Aim: From the records below, pull each line that has "appear".

Records from a data source:
○ ○ ○ ○

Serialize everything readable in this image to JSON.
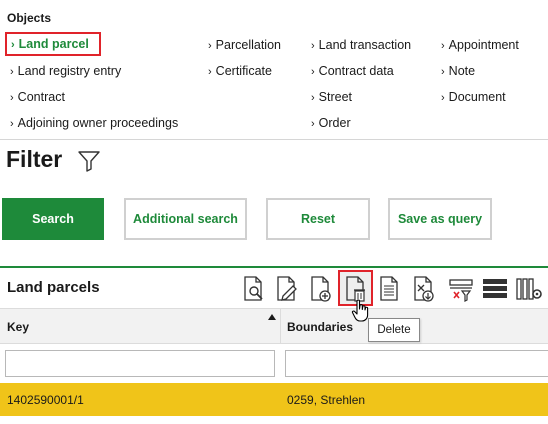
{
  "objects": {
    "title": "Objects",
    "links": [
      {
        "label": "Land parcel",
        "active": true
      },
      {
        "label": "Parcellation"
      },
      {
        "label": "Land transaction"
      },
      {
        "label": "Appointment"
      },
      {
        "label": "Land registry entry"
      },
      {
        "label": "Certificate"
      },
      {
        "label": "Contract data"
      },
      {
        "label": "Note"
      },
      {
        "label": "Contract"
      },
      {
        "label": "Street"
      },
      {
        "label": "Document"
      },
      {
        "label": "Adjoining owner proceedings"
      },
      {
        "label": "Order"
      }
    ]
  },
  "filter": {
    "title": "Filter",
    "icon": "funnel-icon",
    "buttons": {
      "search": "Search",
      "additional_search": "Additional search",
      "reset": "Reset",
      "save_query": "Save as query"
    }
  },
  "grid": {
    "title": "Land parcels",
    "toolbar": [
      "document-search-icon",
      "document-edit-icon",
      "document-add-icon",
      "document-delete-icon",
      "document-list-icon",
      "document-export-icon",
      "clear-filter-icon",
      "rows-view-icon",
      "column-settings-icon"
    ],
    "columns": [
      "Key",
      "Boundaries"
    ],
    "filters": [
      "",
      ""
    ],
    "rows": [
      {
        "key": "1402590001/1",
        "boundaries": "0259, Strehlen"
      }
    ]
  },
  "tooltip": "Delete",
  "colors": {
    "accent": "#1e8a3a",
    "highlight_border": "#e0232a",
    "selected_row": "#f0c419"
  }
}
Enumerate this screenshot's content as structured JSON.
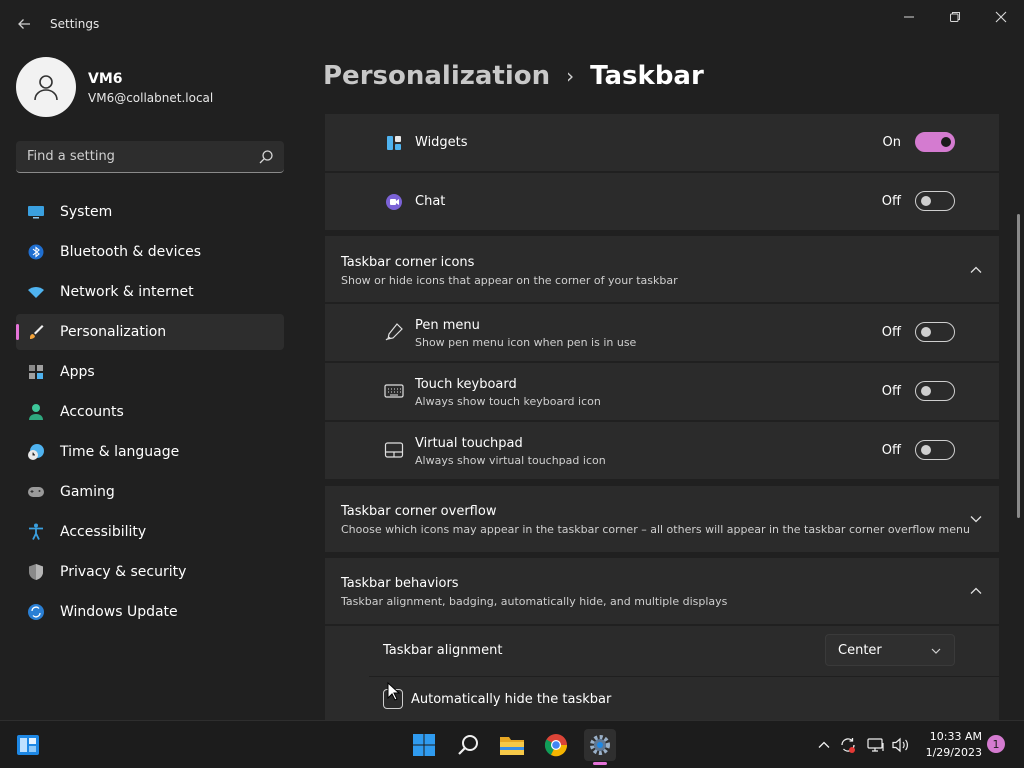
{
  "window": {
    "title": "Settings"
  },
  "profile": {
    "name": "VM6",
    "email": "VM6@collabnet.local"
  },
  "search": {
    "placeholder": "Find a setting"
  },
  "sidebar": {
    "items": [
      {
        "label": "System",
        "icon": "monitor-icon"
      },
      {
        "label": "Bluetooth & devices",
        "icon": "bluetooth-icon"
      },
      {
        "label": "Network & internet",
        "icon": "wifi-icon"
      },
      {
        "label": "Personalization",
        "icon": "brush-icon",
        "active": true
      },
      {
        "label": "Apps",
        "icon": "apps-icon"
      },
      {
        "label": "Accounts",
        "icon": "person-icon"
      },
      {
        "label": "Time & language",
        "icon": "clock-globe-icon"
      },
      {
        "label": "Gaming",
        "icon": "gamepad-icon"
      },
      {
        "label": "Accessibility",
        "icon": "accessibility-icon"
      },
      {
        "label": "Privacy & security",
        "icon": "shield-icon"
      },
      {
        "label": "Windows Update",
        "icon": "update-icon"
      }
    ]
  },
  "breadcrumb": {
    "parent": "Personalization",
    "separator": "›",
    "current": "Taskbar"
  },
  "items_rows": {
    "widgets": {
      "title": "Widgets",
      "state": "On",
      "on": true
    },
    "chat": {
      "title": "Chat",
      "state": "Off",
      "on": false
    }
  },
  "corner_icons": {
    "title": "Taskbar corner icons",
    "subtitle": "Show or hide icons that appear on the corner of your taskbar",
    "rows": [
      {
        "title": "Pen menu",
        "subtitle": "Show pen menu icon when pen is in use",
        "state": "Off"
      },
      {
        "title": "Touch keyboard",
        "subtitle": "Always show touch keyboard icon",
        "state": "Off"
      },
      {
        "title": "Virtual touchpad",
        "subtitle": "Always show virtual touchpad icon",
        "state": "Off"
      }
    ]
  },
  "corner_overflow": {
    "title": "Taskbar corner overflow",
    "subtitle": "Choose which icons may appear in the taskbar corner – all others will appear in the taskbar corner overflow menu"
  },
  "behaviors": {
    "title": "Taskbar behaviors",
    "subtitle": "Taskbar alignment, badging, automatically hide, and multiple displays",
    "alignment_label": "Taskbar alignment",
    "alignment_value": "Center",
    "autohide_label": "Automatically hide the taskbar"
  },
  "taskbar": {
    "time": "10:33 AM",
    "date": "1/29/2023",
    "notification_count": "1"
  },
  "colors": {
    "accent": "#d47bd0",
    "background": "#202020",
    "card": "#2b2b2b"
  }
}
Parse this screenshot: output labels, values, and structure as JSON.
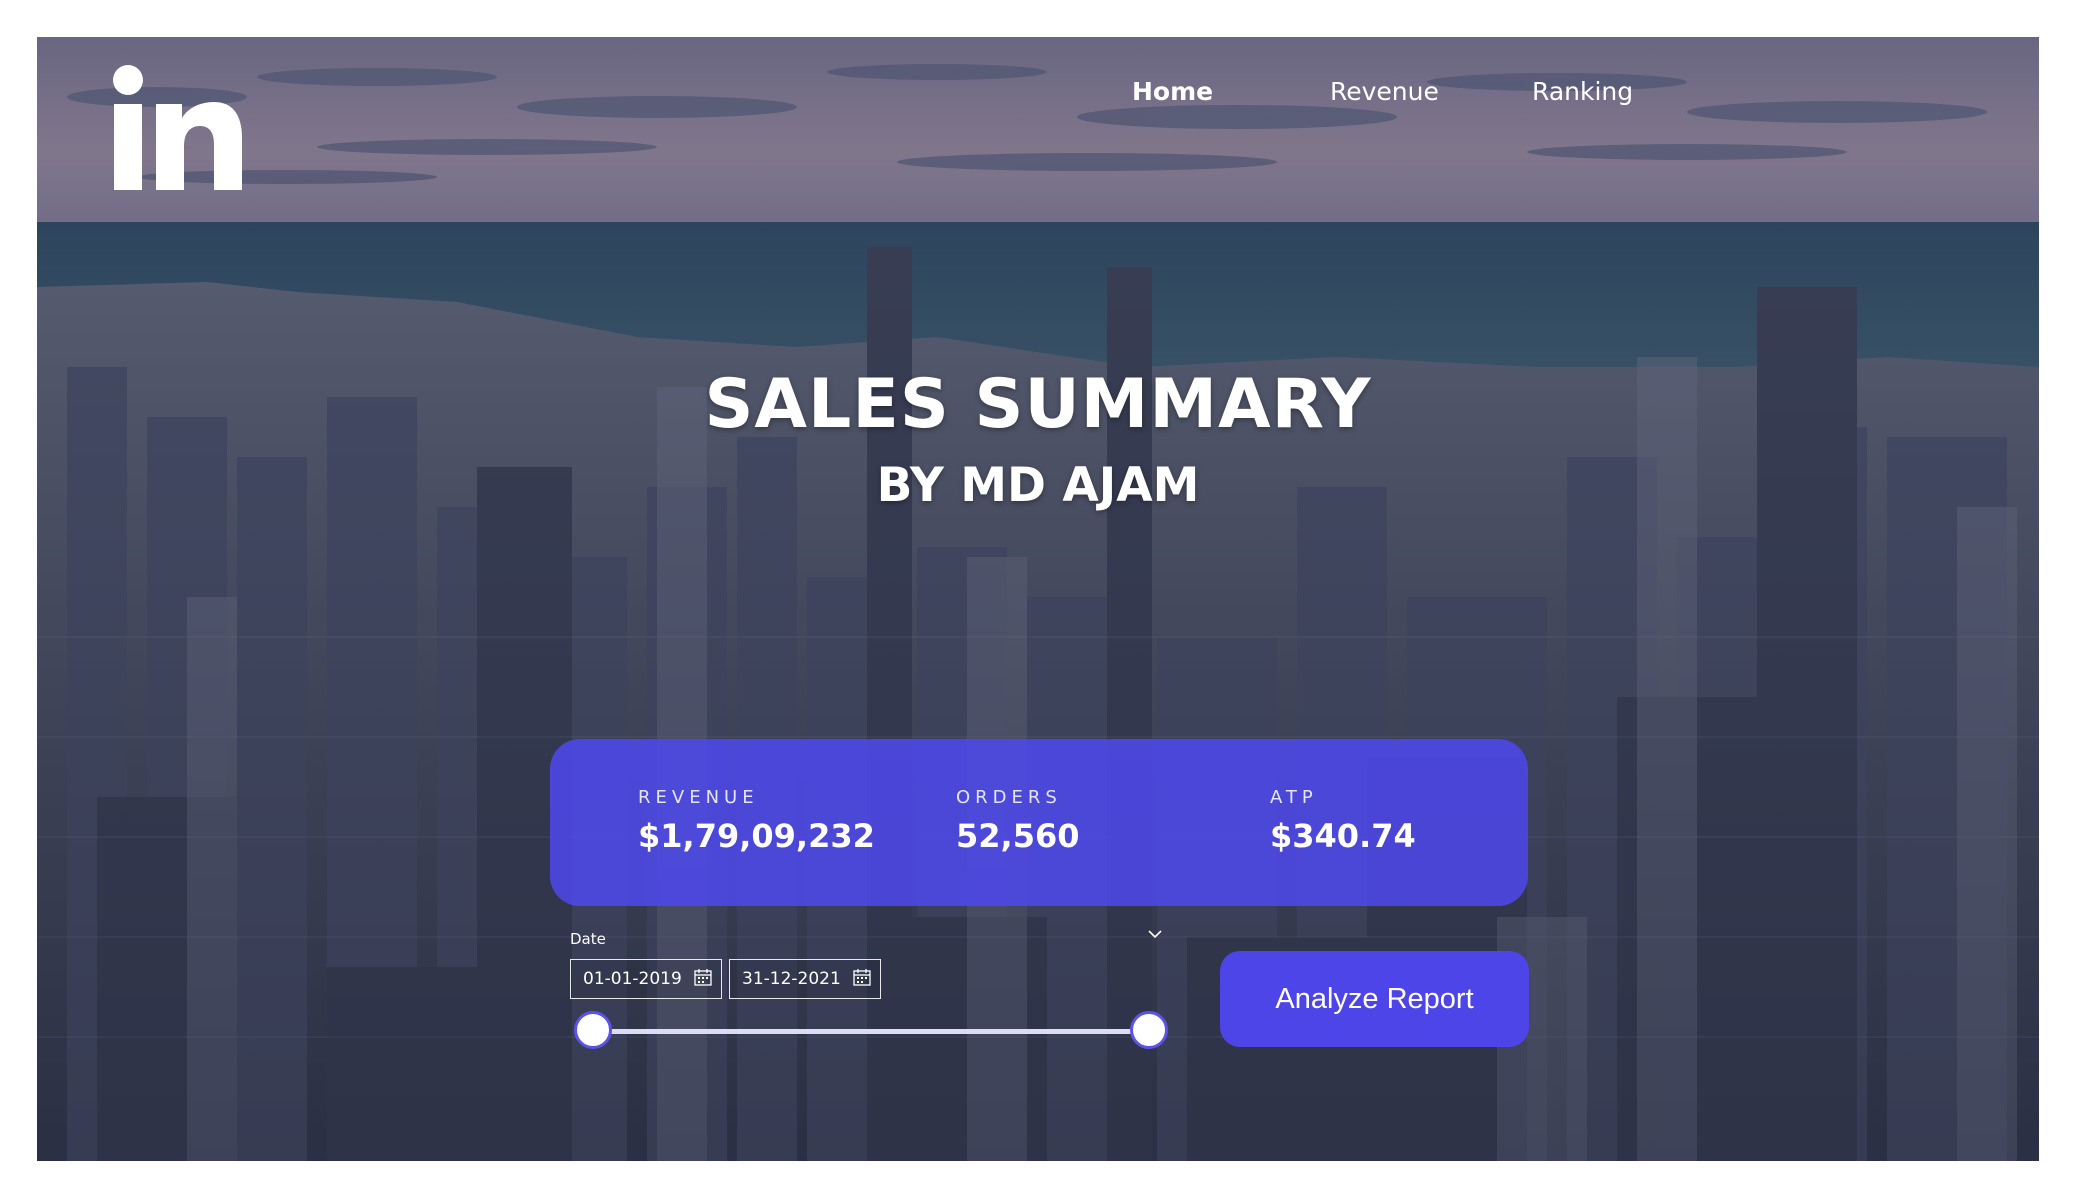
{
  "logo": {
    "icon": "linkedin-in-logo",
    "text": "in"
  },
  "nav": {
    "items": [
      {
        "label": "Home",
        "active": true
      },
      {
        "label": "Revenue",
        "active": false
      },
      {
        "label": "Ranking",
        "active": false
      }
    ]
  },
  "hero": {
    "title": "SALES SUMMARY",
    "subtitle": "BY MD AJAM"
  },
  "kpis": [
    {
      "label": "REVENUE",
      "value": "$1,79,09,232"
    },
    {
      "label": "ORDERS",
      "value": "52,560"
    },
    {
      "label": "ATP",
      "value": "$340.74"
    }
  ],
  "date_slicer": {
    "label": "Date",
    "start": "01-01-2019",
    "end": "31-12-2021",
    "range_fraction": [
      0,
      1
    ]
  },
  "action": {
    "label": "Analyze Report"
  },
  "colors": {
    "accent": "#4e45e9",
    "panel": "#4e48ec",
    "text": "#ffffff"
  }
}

○ ○ ○ ○

Solution to this task:
    "subtitle": "Show or hide icons that appear on the corner of your taskbar",
    "subtitle": "Choose which icons may appear in the taskbar corner – all others will appear in the taskbar corner overflow menu"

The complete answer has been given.